**Objective:**
The records below should be written out again, exactly.

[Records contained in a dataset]
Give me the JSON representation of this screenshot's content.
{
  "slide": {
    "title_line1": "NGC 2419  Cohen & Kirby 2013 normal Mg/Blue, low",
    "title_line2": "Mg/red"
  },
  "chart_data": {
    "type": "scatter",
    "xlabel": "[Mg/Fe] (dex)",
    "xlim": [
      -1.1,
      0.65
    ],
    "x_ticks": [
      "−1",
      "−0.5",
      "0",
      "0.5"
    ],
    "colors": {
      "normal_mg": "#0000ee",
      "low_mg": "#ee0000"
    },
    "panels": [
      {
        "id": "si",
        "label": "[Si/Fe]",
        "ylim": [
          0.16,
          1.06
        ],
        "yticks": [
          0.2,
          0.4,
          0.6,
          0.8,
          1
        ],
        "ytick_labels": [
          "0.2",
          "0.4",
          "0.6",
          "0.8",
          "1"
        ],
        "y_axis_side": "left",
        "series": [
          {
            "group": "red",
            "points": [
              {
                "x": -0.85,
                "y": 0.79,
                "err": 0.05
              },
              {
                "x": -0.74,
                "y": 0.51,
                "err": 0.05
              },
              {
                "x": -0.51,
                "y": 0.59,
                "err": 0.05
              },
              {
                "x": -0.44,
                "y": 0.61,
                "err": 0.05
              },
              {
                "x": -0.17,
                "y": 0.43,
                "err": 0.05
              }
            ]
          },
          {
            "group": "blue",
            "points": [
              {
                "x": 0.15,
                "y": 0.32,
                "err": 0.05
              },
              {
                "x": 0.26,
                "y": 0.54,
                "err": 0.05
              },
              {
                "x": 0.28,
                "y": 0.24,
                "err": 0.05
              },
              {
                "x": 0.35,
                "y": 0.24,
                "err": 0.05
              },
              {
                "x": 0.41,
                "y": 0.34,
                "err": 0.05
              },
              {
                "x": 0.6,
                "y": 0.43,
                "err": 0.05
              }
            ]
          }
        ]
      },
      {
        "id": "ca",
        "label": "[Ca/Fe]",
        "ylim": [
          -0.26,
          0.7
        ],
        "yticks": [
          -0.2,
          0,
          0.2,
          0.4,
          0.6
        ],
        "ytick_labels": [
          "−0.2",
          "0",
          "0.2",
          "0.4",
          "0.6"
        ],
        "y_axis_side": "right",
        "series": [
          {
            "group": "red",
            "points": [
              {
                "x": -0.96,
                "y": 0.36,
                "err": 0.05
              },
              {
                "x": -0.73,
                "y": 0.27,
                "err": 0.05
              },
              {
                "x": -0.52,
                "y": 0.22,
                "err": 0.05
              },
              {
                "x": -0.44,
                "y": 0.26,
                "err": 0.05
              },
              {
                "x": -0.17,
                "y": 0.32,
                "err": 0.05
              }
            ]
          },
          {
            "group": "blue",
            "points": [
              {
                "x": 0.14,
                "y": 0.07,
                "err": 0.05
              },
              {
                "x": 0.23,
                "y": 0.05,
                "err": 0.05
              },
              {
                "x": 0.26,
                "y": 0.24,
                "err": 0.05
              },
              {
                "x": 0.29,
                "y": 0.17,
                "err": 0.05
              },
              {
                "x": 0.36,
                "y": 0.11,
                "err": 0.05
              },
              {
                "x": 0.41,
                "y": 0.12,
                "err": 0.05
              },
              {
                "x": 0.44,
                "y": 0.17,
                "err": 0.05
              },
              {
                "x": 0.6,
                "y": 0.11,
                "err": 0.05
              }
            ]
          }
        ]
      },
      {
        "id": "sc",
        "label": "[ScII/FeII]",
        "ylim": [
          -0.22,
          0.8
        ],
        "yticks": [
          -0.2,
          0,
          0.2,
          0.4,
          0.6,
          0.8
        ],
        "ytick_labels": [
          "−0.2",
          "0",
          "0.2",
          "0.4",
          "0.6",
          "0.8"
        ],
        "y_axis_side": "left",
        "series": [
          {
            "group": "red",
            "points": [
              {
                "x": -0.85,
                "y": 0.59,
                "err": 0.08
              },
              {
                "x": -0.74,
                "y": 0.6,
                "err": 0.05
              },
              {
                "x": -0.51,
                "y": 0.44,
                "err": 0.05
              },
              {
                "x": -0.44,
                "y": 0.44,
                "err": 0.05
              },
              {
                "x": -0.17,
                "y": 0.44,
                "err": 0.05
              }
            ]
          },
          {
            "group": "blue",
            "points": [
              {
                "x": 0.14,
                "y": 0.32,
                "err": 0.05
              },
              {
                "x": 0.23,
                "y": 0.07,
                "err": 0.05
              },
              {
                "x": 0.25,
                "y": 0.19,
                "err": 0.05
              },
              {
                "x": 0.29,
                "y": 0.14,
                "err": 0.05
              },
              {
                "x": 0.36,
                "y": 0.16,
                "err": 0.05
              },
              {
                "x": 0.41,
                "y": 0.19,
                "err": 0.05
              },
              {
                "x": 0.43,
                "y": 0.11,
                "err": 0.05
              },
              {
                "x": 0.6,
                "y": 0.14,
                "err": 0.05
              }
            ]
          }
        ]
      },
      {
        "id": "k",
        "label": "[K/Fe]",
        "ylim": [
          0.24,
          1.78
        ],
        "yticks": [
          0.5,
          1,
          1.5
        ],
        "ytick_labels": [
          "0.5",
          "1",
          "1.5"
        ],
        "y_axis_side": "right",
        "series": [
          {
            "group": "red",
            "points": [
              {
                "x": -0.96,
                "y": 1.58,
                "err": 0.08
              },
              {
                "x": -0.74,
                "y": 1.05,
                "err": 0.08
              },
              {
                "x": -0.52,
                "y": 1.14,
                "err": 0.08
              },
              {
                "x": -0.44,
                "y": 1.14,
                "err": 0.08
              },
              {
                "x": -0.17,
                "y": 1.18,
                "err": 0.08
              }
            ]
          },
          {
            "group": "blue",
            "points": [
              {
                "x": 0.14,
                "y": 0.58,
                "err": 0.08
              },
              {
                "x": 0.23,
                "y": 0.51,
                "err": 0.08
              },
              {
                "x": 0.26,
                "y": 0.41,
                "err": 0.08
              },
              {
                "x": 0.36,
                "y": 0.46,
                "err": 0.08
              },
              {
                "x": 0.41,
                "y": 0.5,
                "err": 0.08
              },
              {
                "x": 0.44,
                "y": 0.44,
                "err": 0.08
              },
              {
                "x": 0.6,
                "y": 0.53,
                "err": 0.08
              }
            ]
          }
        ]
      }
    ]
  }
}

**Written solution:**
Give me the JSON representation of this screenshot's content.
{
  "slide": {
    "title_line1": "NGC 2419  Cohen & Kirby 2013 normal Mg/Blue, low",
    "title_line2": "Mg/red"
  },
  "chart_data": {
    "type": "scatter",
    "xlabel": "[Mg/Fe] (dex)",
    "xlim": [
      -1.1,
      0.65
    ],
    "x_ticks": [
      "−1",
      "−0.5",
      "0",
      "0.5"
    ],
    "colors": {
      "normal_mg": "#0000ee",
      "low_mg": "#ee0000"
    },
    "panels": [
      {
        "id": "si",
        "label": "[Si/Fe]",
        "ylim": [
          0.16,
          1.06
        ],
        "yticks": [
          0.2,
          0.4,
          0.6,
          0.8,
          1
        ],
        "ytick_labels": [
          "0.2",
          "0.4",
          "0.6",
          "0.8",
          "1"
        ],
        "y_axis_side": "left",
        "series": [
          {
            "group": "red",
            "points": [
              {
                "x": -0.85,
                "y": 0.79,
                "err": 0.05
              },
              {
                "x": -0.74,
                "y": 0.51,
                "err": 0.05
              },
              {
                "x": -0.51,
                "y": 0.59,
                "err": 0.05
              },
              {
                "x": -0.44,
                "y": 0.61,
                "err": 0.05
              },
              {
                "x": -0.17,
                "y": 0.43,
                "err": 0.05
              }
            ]
          },
          {
            "group": "blue",
            "points": [
              {
                "x": 0.15,
                "y": 0.32,
                "err": 0.05
              },
              {
                "x": 0.26,
                "y": 0.54,
                "err": 0.05
              },
              {
                "x": 0.28,
                "y": 0.24,
                "err": 0.05
              },
              {
                "x": 0.35,
                "y": 0.24,
                "err": 0.05
              },
              {
                "x": 0.41,
                "y": 0.34,
                "err": 0.05
              },
              {
                "x": 0.6,
                "y": 0.43,
                "err": 0.05
              }
            ]
          }
        ]
      },
      {
        "id": "ca",
        "label": "[Ca/Fe]",
        "ylim": [
          -0.26,
          0.7
        ],
        "yticks": [
          -0.2,
          0,
          0.2,
          0.4,
          0.6
        ],
        "ytick_labels": [
          "−0.2",
          "0",
          "0.2",
          "0.4",
          "0.6"
        ],
        "y_axis_side": "right",
        "series": [
          {
            "group": "red",
            "points": [
              {
                "x": -0.96,
                "y": 0.36,
                "err": 0.05
              },
              {
                "x": -0.73,
                "y": 0.27,
                "err": 0.05
              },
              {
                "x": -0.52,
                "y": 0.22,
                "err": 0.05
              },
              {
                "x": -0.44,
                "y": 0.26,
                "err": 0.05
              },
              {
                "x": -0.17,
                "y": 0.32,
                "err": 0.05
              }
            ]
          },
          {
            "group": "blue",
            "points": [
              {
                "x": 0.14,
                "y": 0.07,
                "err": 0.05
              },
              {
                "x": 0.23,
                "y": 0.05,
                "err": 0.05
              },
              {
                "x": 0.26,
                "y": 0.24,
                "err": 0.05
              },
              {
                "x": 0.29,
                "y": 0.17,
                "err": 0.05
              },
              {
                "x": 0.36,
                "y": 0.11,
                "err": 0.05
              },
              {
                "x": 0.41,
                "y": 0.12,
                "err": 0.05
              },
              {
                "x": 0.44,
                "y": 0.17,
                "err": 0.05
              },
              {
                "x": 0.6,
                "y": 0.11,
                "err": 0.05
              }
            ]
          }
        ]
      },
      {
        "id": "sc",
        "label": "[ScII/FeII]",
        "ylim": [
          -0.22,
          0.8
        ],
        "yticks": [
          -0.2,
          0,
          0.2,
          0.4,
          0.6,
          0.8
        ],
        "ytick_labels": [
          "−0.2",
          "0",
          "0.2",
          "0.4",
          "0.6",
          "0.8"
        ],
        "y_axis_side": "left",
        "series": [
          {
            "group": "red",
            "points": [
              {
                "x": -0.85,
                "y": 0.59,
                "err": 0.08
              },
              {
                "x": -0.74,
                "y": 0.6,
                "err": 0.05
              },
              {
                "x": -0.51,
                "y": 0.44,
                "err": 0.05
              },
              {
                "x": -0.44,
                "y": 0.44,
                "err": 0.05
              },
              {
                "x": -0.17,
                "y": 0.44,
                "err": 0.05
              }
            ]
          },
          {
            "group": "blue",
            "points": [
              {
                "x": 0.14,
                "y": 0.32,
                "err": 0.05
              },
              {
                "x": 0.23,
                "y": 0.07,
                "err": 0.05
              },
              {
                "x": 0.25,
                "y": 0.19,
                "err": 0.05
              },
              {
                "x": 0.29,
                "y": 0.14,
                "err": 0.05
              },
              {
                "x": 0.36,
                "y": 0.16,
                "err": 0.05
              },
              {
                "x": 0.41,
                "y": 0.19,
                "err": 0.05
              },
              {
                "x": 0.43,
                "y": 0.11,
                "err": 0.05
              },
              {
                "x": 0.6,
                "y": 0.14,
                "err": 0.05
              }
            ]
          }
        ]
      },
      {
        "id": "k",
        "label": "[K/Fe]",
        "ylim": [
          0.24,
          1.78
        ],
        "yticks": [
          0.5,
          1,
          1.5
        ],
        "ytick_labels": [
          "0.5",
          "1",
          "1.5"
        ],
        "y_axis_side": "right",
        "series": [
          {
            "group": "red",
            "points": [
              {
                "x": -0.96,
                "y": 1.58,
                "err": 0.08
              },
              {
                "x": -0.74,
                "y": 1.05,
                "err": 0.08
              },
              {
                "x": -0.52,
                "y": 1.14,
                "err": 0.08
              },
              {
                "x": -0.44,
                "y": 1.14,
                "err": 0.08
              },
              {
                "x": -0.17,
                "y": 1.18,
                "err": 0.08
              }
            ]
          },
          {
            "group": "blue",
            "points": [
              {
                "x": 0.14,
                "y": 0.58,
                "err": 0.08
              },
              {
                "x": 0.23,
                "y": 0.51,
                "err": 0.08
              },
              {
                "x": 0.26,
                "y": 0.41,
                "err": 0.08
              },
              {
                "x": 0.36,
                "y": 0.46,
                "err": 0.08
              },
              {
                "x": 0.41,
                "y": 0.5,
                "err": 0.08
              },
              {
                "x": 0.44,
                "y": 0.44,
                "err": 0.08
              },
              {
                "x": 0.6,
                "y": 0.53,
                "err": 0.08
              }
            ]
          }
        ]
      }
    ]
  }
}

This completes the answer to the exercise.